* _ENTRIES SHOWN_

════════════════════

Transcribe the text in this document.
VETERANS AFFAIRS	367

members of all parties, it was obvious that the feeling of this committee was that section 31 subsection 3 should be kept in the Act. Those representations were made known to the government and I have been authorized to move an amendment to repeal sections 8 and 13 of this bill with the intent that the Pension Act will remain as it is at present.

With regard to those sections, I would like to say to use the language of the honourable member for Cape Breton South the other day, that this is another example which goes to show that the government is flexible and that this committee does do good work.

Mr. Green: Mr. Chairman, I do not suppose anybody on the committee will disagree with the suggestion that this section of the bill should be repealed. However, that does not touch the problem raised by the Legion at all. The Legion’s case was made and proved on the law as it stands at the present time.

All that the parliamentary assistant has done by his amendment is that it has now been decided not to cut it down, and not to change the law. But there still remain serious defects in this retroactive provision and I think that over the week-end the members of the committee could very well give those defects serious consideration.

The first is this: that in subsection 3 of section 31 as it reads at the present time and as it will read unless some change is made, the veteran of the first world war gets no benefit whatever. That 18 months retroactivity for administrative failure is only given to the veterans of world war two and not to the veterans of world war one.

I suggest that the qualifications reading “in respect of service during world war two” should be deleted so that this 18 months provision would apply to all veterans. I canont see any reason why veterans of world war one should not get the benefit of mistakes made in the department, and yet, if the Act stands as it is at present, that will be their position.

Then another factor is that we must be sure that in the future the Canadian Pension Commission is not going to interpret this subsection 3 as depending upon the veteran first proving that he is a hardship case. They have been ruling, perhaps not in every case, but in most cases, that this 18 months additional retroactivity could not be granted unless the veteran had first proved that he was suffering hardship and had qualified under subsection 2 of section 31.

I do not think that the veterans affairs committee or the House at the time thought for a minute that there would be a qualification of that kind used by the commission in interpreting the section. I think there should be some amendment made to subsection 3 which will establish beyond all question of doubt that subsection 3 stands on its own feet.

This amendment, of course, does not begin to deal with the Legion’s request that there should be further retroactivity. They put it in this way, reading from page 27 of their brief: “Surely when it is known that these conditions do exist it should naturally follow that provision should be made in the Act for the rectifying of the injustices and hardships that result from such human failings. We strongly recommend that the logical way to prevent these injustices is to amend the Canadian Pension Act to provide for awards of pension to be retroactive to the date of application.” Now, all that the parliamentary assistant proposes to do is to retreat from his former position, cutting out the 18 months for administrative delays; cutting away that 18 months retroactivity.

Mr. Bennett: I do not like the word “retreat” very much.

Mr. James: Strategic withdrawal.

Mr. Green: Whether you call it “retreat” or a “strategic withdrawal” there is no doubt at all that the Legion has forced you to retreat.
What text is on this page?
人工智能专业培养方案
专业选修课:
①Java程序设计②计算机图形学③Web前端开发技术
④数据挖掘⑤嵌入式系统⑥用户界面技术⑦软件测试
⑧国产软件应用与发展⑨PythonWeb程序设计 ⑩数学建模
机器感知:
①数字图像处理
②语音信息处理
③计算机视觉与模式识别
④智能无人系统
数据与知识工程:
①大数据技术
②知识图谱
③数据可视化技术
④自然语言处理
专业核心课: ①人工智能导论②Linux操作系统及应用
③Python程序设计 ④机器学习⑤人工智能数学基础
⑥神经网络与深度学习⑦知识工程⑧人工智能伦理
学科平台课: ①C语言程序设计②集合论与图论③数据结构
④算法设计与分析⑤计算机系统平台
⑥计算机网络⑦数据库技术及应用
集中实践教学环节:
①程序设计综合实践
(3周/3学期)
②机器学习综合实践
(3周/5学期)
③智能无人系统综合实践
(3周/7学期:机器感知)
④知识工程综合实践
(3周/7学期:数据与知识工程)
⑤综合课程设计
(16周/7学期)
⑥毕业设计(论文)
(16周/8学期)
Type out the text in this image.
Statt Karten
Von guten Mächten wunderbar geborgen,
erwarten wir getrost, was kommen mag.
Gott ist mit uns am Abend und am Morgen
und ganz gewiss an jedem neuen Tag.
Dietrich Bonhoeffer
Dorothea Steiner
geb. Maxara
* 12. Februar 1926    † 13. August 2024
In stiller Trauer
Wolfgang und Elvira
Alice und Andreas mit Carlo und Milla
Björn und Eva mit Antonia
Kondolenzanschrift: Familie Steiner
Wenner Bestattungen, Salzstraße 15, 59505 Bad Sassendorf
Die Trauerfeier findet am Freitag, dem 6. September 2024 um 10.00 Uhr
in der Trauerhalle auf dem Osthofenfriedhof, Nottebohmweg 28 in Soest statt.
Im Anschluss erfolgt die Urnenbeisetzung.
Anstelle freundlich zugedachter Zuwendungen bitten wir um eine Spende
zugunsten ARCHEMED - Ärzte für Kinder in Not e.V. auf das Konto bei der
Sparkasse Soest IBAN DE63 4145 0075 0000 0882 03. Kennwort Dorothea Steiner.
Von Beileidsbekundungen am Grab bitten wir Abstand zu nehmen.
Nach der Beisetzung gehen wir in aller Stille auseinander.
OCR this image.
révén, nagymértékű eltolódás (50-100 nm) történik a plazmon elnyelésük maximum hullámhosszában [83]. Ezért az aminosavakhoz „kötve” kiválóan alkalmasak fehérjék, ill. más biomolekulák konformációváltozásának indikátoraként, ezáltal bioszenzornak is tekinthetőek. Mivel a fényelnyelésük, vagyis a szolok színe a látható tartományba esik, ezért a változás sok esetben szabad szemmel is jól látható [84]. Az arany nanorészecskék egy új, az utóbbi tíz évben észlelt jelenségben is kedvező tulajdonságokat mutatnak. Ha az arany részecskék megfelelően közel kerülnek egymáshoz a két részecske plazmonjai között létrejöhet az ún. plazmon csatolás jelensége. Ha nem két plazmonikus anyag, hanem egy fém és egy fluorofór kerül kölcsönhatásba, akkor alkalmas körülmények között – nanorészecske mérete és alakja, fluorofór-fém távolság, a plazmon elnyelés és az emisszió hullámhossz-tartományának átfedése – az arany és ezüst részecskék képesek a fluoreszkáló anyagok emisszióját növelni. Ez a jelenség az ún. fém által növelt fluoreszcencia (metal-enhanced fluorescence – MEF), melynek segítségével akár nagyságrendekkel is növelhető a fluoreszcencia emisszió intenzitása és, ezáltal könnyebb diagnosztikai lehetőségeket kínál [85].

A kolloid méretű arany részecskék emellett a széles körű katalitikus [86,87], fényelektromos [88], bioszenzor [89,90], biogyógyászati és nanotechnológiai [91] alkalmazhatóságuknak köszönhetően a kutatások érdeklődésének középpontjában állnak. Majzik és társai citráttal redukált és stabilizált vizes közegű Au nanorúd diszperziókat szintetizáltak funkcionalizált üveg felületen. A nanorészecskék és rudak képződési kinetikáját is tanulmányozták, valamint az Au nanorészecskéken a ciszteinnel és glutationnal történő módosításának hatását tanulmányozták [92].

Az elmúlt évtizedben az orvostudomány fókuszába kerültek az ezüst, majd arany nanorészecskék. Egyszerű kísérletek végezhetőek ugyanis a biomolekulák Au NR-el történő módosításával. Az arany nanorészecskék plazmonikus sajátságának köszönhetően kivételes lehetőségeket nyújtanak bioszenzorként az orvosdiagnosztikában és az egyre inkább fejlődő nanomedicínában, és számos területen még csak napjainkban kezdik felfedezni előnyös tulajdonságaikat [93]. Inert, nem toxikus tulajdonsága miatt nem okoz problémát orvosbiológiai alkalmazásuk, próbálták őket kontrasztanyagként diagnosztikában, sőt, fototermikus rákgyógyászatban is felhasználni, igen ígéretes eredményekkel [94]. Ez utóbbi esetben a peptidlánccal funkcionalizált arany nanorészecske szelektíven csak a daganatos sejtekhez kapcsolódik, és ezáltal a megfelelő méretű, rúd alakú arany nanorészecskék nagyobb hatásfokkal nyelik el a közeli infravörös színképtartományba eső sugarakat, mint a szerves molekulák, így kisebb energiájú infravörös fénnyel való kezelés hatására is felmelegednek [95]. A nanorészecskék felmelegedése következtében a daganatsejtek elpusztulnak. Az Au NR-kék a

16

════════════════════

* _EXERCISE GOAL_
From the data, pick out every line that includes "like".

* _ANSWER FOR THE TASK_
With regard to those sections, I would like to say to use the language of the honourable member for Cape Breton South the other day, that this is another example which goes to show that the government is flexible and that this committee does do good work.
Mr. Bennett: I do not like the word “retreat” very much.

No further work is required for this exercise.